**Stated task**
Please rewrite the material from the line holding "map-canvas[interactable]: Alte Forchstr." through the line holding "text-tool-glyph: A — [41, 191, 50, 205]", inclusive, with "add-text-icon" changed to "insert-text-icon" and nothing else altered.

**Data supplied**
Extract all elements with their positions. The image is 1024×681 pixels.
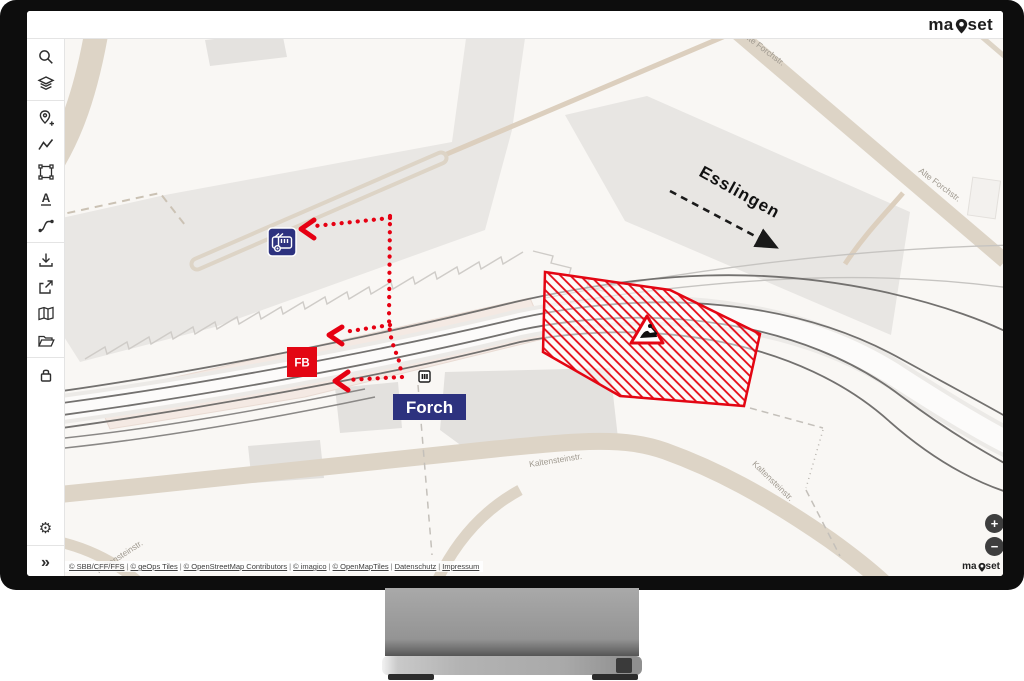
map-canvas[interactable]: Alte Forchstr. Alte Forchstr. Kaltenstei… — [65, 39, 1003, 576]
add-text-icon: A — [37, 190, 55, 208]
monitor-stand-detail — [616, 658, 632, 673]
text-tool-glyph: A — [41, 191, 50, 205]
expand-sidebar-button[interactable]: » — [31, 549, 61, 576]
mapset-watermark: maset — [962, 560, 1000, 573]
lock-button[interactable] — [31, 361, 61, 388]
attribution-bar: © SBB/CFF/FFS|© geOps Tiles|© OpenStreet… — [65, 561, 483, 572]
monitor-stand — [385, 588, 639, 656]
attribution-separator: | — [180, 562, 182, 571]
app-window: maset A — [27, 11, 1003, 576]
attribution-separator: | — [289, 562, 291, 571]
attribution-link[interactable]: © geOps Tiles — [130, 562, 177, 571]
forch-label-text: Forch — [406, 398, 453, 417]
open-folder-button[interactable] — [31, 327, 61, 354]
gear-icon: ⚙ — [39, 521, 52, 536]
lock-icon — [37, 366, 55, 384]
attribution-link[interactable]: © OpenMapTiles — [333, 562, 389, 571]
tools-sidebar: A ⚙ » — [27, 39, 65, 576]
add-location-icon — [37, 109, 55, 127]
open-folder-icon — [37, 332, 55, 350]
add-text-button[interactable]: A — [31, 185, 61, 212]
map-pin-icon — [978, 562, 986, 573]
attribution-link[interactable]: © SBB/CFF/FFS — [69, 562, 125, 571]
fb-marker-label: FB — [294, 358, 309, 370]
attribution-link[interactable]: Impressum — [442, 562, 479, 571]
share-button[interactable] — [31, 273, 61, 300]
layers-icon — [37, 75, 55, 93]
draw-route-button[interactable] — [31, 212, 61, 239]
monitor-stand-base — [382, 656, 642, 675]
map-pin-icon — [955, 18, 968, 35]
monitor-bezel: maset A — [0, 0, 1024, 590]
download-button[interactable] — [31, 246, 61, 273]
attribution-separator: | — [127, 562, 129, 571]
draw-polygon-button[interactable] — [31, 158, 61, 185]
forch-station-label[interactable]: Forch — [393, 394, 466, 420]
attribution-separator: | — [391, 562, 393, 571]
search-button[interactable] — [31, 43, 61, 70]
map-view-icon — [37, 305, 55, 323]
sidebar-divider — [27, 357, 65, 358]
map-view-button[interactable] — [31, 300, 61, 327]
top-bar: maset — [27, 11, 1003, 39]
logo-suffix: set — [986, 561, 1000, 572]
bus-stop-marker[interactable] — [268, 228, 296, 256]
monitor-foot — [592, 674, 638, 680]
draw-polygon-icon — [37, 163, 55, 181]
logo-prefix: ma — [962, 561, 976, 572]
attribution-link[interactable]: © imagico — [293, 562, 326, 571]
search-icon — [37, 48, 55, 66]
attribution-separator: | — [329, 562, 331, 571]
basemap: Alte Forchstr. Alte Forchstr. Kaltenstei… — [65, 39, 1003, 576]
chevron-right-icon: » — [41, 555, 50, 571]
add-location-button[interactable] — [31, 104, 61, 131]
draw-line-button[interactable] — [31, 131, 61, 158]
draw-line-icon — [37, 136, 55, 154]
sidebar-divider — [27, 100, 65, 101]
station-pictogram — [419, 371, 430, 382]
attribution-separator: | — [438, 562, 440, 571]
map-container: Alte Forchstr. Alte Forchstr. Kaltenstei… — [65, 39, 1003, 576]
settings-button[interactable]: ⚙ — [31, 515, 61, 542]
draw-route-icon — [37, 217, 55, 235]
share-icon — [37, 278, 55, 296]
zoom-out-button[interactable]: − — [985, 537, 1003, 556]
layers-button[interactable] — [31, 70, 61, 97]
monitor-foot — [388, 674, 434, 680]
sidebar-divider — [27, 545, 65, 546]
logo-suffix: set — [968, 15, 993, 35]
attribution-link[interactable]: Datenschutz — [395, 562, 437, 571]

**Complete answer**
map-canvas[interactable]: Alte Forchstr. Alte Forchstr. Kaltenstei… — [65, 39, 1003, 576]
insert-text-icon: A — [37, 190, 55, 208]
monitor-stand-detail — [616, 658, 632, 673]
text-tool-glyph: A — [41, 191, 50, 205]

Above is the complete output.